What this task involves: Whenever a line below holds the word "Game", copy that line.

Stored items from a collection
....................

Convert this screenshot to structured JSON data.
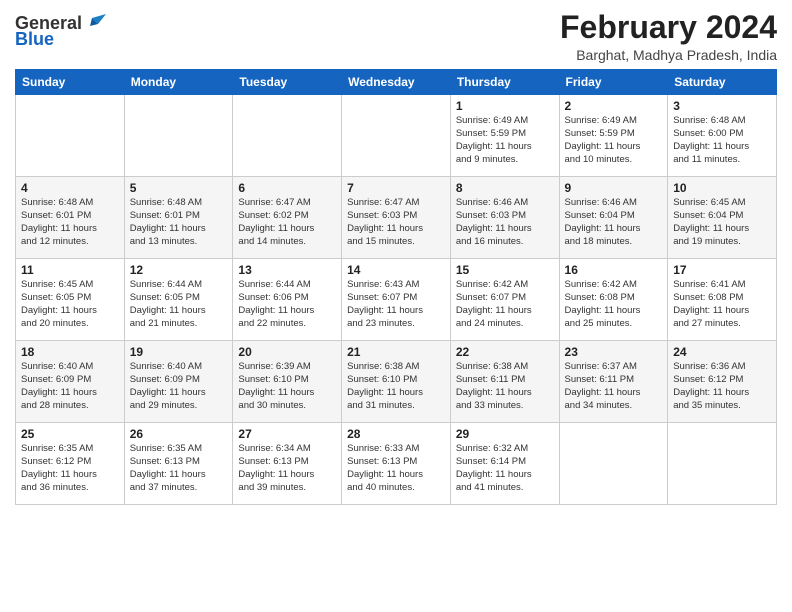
{
  "header": {
    "logo_line1": "General",
    "logo_line2": "Blue",
    "month_year": "February 2024",
    "location": "Barghat, Madhya Pradesh, India"
  },
  "weekdays": [
    "Sunday",
    "Monday",
    "Tuesday",
    "Wednesday",
    "Thursday",
    "Friday",
    "Saturday"
  ],
  "weeks": [
    [
      {
        "day": "",
        "info": ""
      },
      {
        "day": "",
        "info": ""
      },
      {
        "day": "",
        "info": ""
      },
      {
        "day": "",
        "info": ""
      },
      {
        "day": "1",
        "info": "Sunrise: 6:49 AM\nSunset: 5:59 PM\nDaylight: 11 hours\nand 9 minutes."
      },
      {
        "day": "2",
        "info": "Sunrise: 6:49 AM\nSunset: 5:59 PM\nDaylight: 11 hours\nand 10 minutes."
      },
      {
        "day": "3",
        "info": "Sunrise: 6:48 AM\nSunset: 6:00 PM\nDaylight: 11 hours\nand 11 minutes."
      }
    ],
    [
      {
        "day": "4",
        "info": "Sunrise: 6:48 AM\nSunset: 6:01 PM\nDaylight: 11 hours\nand 12 minutes."
      },
      {
        "day": "5",
        "info": "Sunrise: 6:48 AM\nSunset: 6:01 PM\nDaylight: 11 hours\nand 13 minutes."
      },
      {
        "day": "6",
        "info": "Sunrise: 6:47 AM\nSunset: 6:02 PM\nDaylight: 11 hours\nand 14 minutes."
      },
      {
        "day": "7",
        "info": "Sunrise: 6:47 AM\nSunset: 6:03 PM\nDaylight: 11 hours\nand 15 minutes."
      },
      {
        "day": "8",
        "info": "Sunrise: 6:46 AM\nSunset: 6:03 PM\nDaylight: 11 hours\nand 16 minutes."
      },
      {
        "day": "9",
        "info": "Sunrise: 6:46 AM\nSunset: 6:04 PM\nDaylight: 11 hours\nand 18 minutes."
      },
      {
        "day": "10",
        "info": "Sunrise: 6:45 AM\nSunset: 6:04 PM\nDaylight: 11 hours\nand 19 minutes."
      }
    ],
    [
      {
        "day": "11",
        "info": "Sunrise: 6:45 AM\nSunset: 6:05 PM\nDaylight: 11 hours\nand 20 minutes."
      },
      {
        "day": "12",
        "info": "Sunrise: 6:44 AM\nSunset: 6:05 PM\nDaylight: 11 hours\nand 21 minutes."
      },
      {
        "day": "13",
        "info": "Sunrise: 6:44 AM\nSunset: 6:06 PM\nDaylight: 11 hours\nand 22 minutes."
      },
      {
        "day": "14",
        "info": "Sunrise: 6:43 AM\nSunset: 6:07 PM\nDaylight: 11 hours\nand 23 minutes."
      },
      {
        "day": "15",
        "info": "Sunrise: 6:42 AM\nSunset: 6:07 PM\nDaylight: 11 hours\nand 24 minutes."
      },
      {
        "day": "16",
        "info": "Sunrise: 6:42 AM\nSunset: 6:08 PM\nDaylight: 11 hours\nand 25 minutes."
      },
      {
        "day": "17",
        "info": "Sunrise: 6:41 AM\nSunset: 6:08 PM\nDaylight: 11 hours\nand 27 minutes."
      }
    ],
    [
      {
        "day": "18",
        "info": "Sunrise: 6:40 AM\nSunset: 6:09 PM\nDaylight: 11 hours\nand 28 minutes."
      },
      {
        "day": "19",
        "info": "Sunrise: 6:40 AM\nSunset: 6:09 PM\nDaylight: 11 hours\nand 29 minutes."
      },
      {
        "day": "20",
        "info": "Sunrise: 6:39 AM\nSunset: 6:10 PM\nDaylight: 11 hours\nand 30 minutes."
      },
      {
        "day": "21",
        "info": "Sunrise: 6:38 AM\nSunset: 6:10 PM\nDaylight: 11 hours\nand 31 minutes."
      },
      {
        "day": "22",
        "info": "Sunrise: 6:38 AM\nSunset: 6:11 PM\nDaylight: 11 hours\nand 33 minutes."
      },
      {
        "day": "23",
        "info": "Sunrise: 6:37 AM\nSunset: 6:11 PM\nDaylight: 11 hours\nand 34 minutes."
      },
      {
        "day": "24",
        "info": "Sunrise: 6:36 AM\nSunset: 6:12 PM\nDaylight: 11 hours\nand 35 minutes."
      }
    ],
    [
      {
        "day": "25",
        "info": "Sunrise: 6:35 AM\nSunset: 6:12 PM\nDaylight: 11 hours\nand 36 minutes."
      },
      {
        "day": "26",
        "info": "Sunrise: 6:35 AM\nSunset: 6:13 PM\nDaylight: 11 hours\nand 37 minutes."
      },
      {
        "day": "27",
        "info": "Sunrise: 6:34 AM\nSunset: 6:13 PM\nDaylight: 11 hours\nand 39 minutes."
      },
      {
        "day": "28",
        "info": "Sunrise: 6:33 AM\nSunset: 6:13 PM\nDaylight: 11 hours\nand 40 minutes."
      },
      {
        "day": "29",
        "info": "Sunrise: 6:32 AM\nSunset: 6:14 PM\nDaylight: 11 hours\nand 41 minutes."
      },
      {
        "day": "",
        "info": ""
      },
      {
        "day": "",
        "info": ""
      }
    ]
  ]
}
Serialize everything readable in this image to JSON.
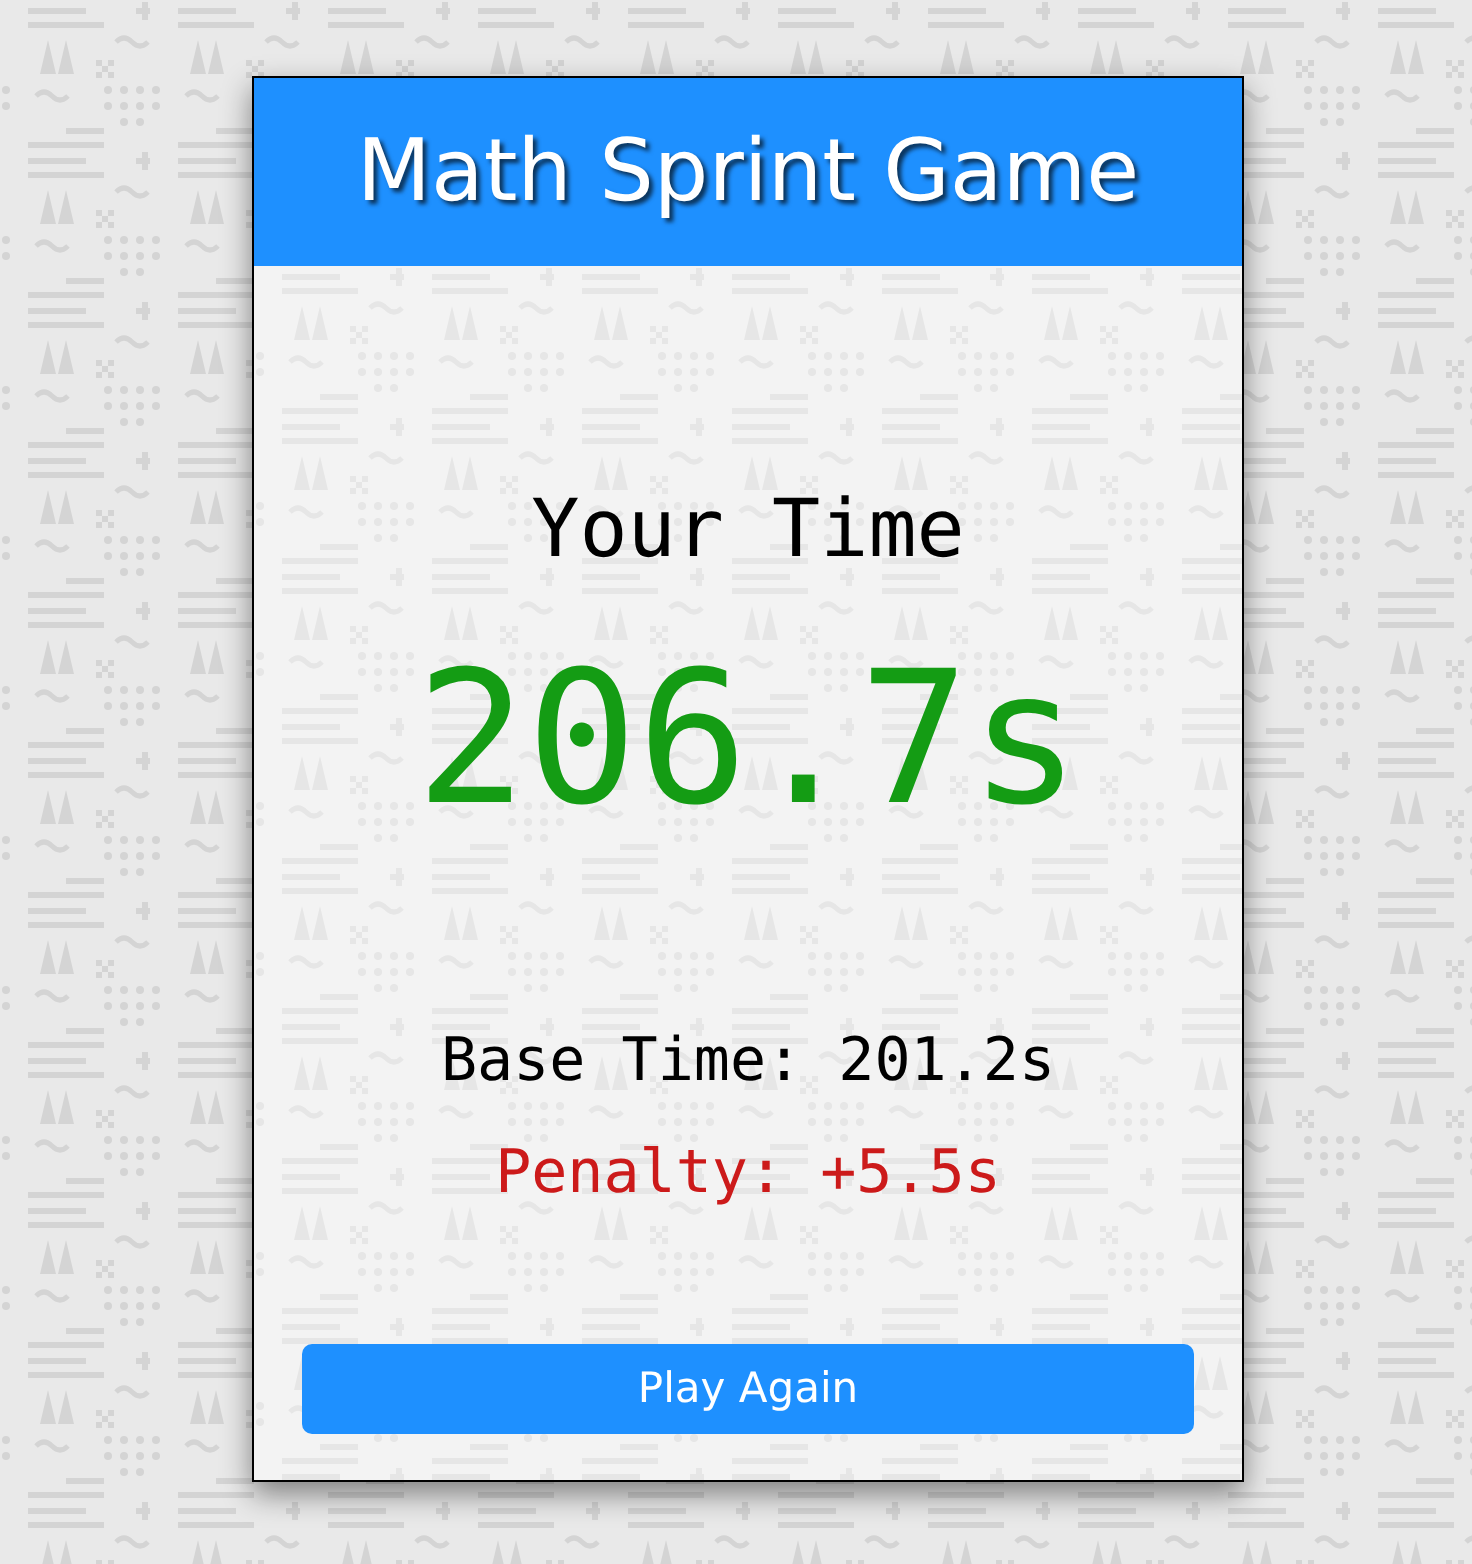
{
  "header": {
    "title": "Math Sprint Game"
  },
  "score": {
    "label": "Your Time",
    "total_time": "206.7s",
    "base_time": "Base Time: 201.2s",
    "penalty": "Penalty: +5.5s"
  },
  "buttons": [
    {
      "label": "Play Again"
    }
  ]
}
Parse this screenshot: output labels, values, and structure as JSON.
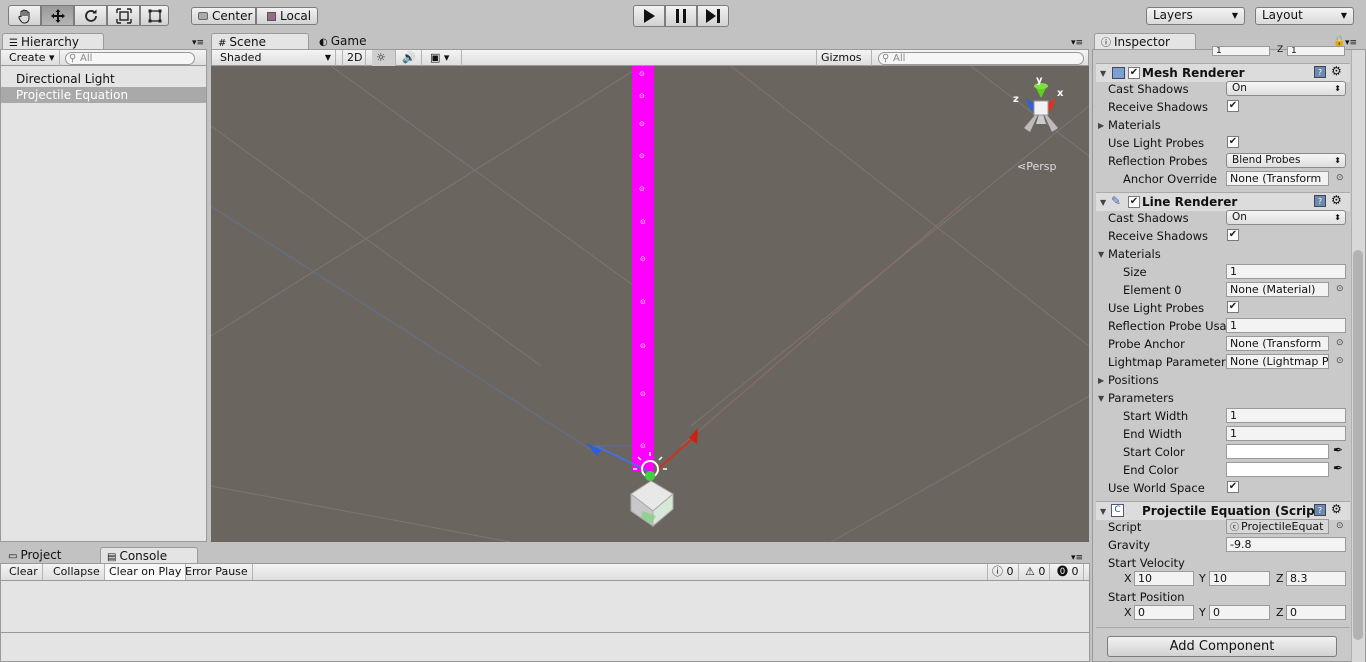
{
  "toolbar": {
    "pivot": "Center",
    "space": "Local",
    "layers": "Layers",
    "layout": "Layout"
  },
  "hierarchy": {
    "tab": "Hierarchy",
    "create": "Create",
    "search_placeholder": "All",
    "items": [
      "Directional Light",
      "Projectile Equation"
    ]
  },
  "scene": {
    "tab_scene": "Scene",
    "tab_game": "Game",
    "shaded": "Shaded",
    "mode_2d": "2D",
    "gizmos": "Gizmos",
    "search_placeholder": "All",
    "persp": "Persp",
    "axis_x": "x",
    "axis_y": "y",
    "axis_z": "z"
  },
  "console": {
    "tab_project": "Project",
    "tab_console": "Console",
    "clear": "Clear",
    "collapse": "Collapse",
    "clear_on_play": "Clear on Play",
    "error_pause": "Error Pause",
    "count_log": "0",
    "count_warn": "0",
    "count_err": "0"
  },
  "inspector": {
    "tab": "Inspector",
    "top_partial": {
      "f1": "1",
      "z_label": "Z",
      "f2": "1"
    },
    "mesh_renderer": {
      "title": "Mesh Renderer",
      "cast_shadows": "Cast Shadows",
      "cast_shadows_value": "On",
      "receive_shadows": "Receive Shadows",
      "materials": "Materials",
      "use_light_probes": "Use Light Probes",
      "reflection_probes": "Reflection Probes",
      "reflection_probes_value": "Blend Probes",
      "anchor_override": "Anchor Override",
      "anchor_override_value": "None (Transform"
    },
    "line_renderer": {
      "title": "Line Renderer",
      "cast_shadows": "Cast Shadows",
      "cast_shadows_value": "On",
      "receive_shadows": "Receive Shadows",
      "materials": "Materials",
      "size": "Size",
      "size_value": "1",
      "element0": "Element 0",
      "element0_value": "None (Material)",
      "use_light_probes": "Use Light Probes",
      "reflection_probe_usage": "Reflection Probe Usa",
      "reflection_probe_usage_value": "1",
      "probe_anchor": "Probe Anchor",
      "probe_anchor_value": "None (Transform",
      "lightmap_parameters": "Lightmap Parameter",
      "lightmap_parameters_value": "None (Lightmap P",
      "positions": "Positions",
      "parameters": "Parameters",
      "start_width": "Start Width",
      "start_width_value": "1",
      "end_width": "End Width",
      "end_width_value": "1",
      "start_color": "Start Color",
      "end_color": "End Color",
      "use_world_space": "Use World Space"
    },
    "projectile": {
      "title": "Projectile Equation (Script",
      "script": "Script",
      "script_value": "ProjectileEquat",
      "gravity": "Gravity",
      "gravity_value": "-9.8",
      "start_velocity": "Start Velocity",
      "start_position": "Start Position",
      "x": "X",
      "y": "Y",
      "z": "Z",
      "vx": "10",
      "vy": "10",
      "vz": "8.3",
      "px": "0",
      "py": "0",
      "pz": "0"
    },
    "add_component": "Add Component"
  },
  "colors": {
    "scene_bg": "#6b6560",
    "line": "#ff00ff",
    "selection": "#a9a9a9"
  }
}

....................

Result of the exercise:
    "title": "Math Sprint Game"
    "tab_game": "Game",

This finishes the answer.